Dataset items
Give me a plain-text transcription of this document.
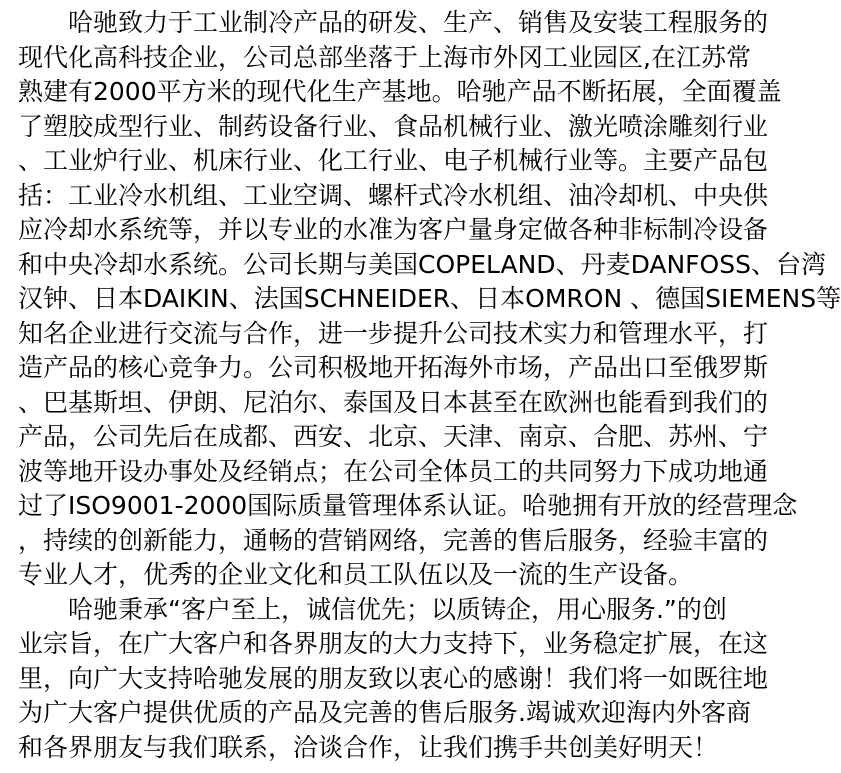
　　哈驰致力于工业制冷产品的研发、生产、销售及安装工程服务的
现代化高科技企业，公司总部坐落于上海市外冈工业园区,在江苏常
熟建有2000平方米的现代化生产基地。哈驰产品不断拓展，全面覆盖
了塑胶成型行业、制药设备行业、食品机械行业、激光喷涂雕刻行业
、工业炉行业、机床行业、化工行业、电子机械行业等。主要产品包
括：工业冷水机组、工业空调、螺杆式冷水机组、油冷却机、中央供
应冷却水系统等，并以专业的水准为客户量身定做各种非标制冷设备
和中央冷却水系统。公司长期与美国COPELAND、丹麦DANFOSS、台湾
汉钟、日本DAIKIN、法国SCHNEIDER、日本OMRON 、德国SIEMENS等
知名企业进行交流与合作，进一步提升公司技术实力和管理水平，打
造产品的核心竞争力。公司积极地开拓海外市场，产品出口至俄罗斯
、巴基斯坦、伊朗、尼泊尔、泰国及日本甚至在欧洲也能看到我们的
产品，公司先后在成都、西安、北京、天津、南京、合肥、苏州、宁
波等地开设办事处及经销点；在公司全体员工的共同努力下成功地通
过了ISO9001-2000国际质量管理体系认证。哈驰拥有开放的经营理念
，持续的创新能力，通畅的营销网络，完善的售后服务，经验丰富的
专业人才，优秀的企业文化和员工队伍以及一流的生产设备。
　　哈驰秉承“客户至上，诚信优先；以质铸企，用心服务.”的创
业宗旨，在广大客户和各界朋友的大力支持下，业务稳定扩展，在这
里，向广大支持哈驰发展的朋友致以衷心的感谢！我们将一如既往地
为广大客户提供优质的产品及完善的售后服务.竭诚欢迎海内外客商
和各界朋友与我们联系，洽谈合作，让我们携手共创美好明天！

_What you have to do_
Every record above should come back exactly, but without its pictures.

_Result of this exercise_
Give me a plain-text transcription of this document.
　　哈驰致力于工业制冷产品的研发、生产、销售及安装工程服务的
现代化高科技企业，公司总部坐落于上海市外冈工业园区,在江苏常
熟建有2000平方米的现代化生产基地。哈驰产品不断拓展，全面覆盖
了塑胶成型行业、制药设备行业、食品机械行业、激光喷涂雕刻行业
、工业炉行业、机床行业、化工行业、电子机械行业等。主要产品包
括：工业冷水机组、工业空调、螺杆式冷水机组、油冷却机、中央供
应冷却水系统等，并以专业的水准为客户量身定做各种非标制冷设备
和中央冷却水系统。公司长期与美国COPELAND、丹麦DANFOSS、台湾
汉钟、日本DAIKIN、法国SCHNEIDER、日本OMRON 、德国SIEMENS等
知名企业进行交流与合作，进一步提升公司技术实力和管理水平，打
造产品的核心竞争力。公司积极地开拓海外市场，产品出口至俄罗斯
、巴基斯坦、伊朗、尼泊尔、泰国及日本甚至在欧洲也能看到我们的
产品，公司先后在成都、西安、北京、天津、南京、合肥、苏州、宁
波等地开设办事处及经销点；在公司全体员工的共同努力下成功地通
过了ISO9001-2000国际质量管理体系认证。哈驰拥有开放的经营理念
，持续的创新能力，通畅的营销网络，完善的售后服务，经验丰富的
专业人才，优秀的企业文化和员工队伍以及一流的生产设备。
　　哈驰秉承“客户至上，诚信优先；以质铸企，用心服务.”的创
业宗旨，在广大客户和各界朋友的大力支持下，业务稳定扩展，在这
里，向广大支持哈驰发展的朋友致以衷心的感谢！我们将一如既往地
为广大客户提供优质的产品及完善的售后服务.竭诚欢迎海内外客商
和各界朋友与我们联系，洽谈合作，让我们携手共创美好明天！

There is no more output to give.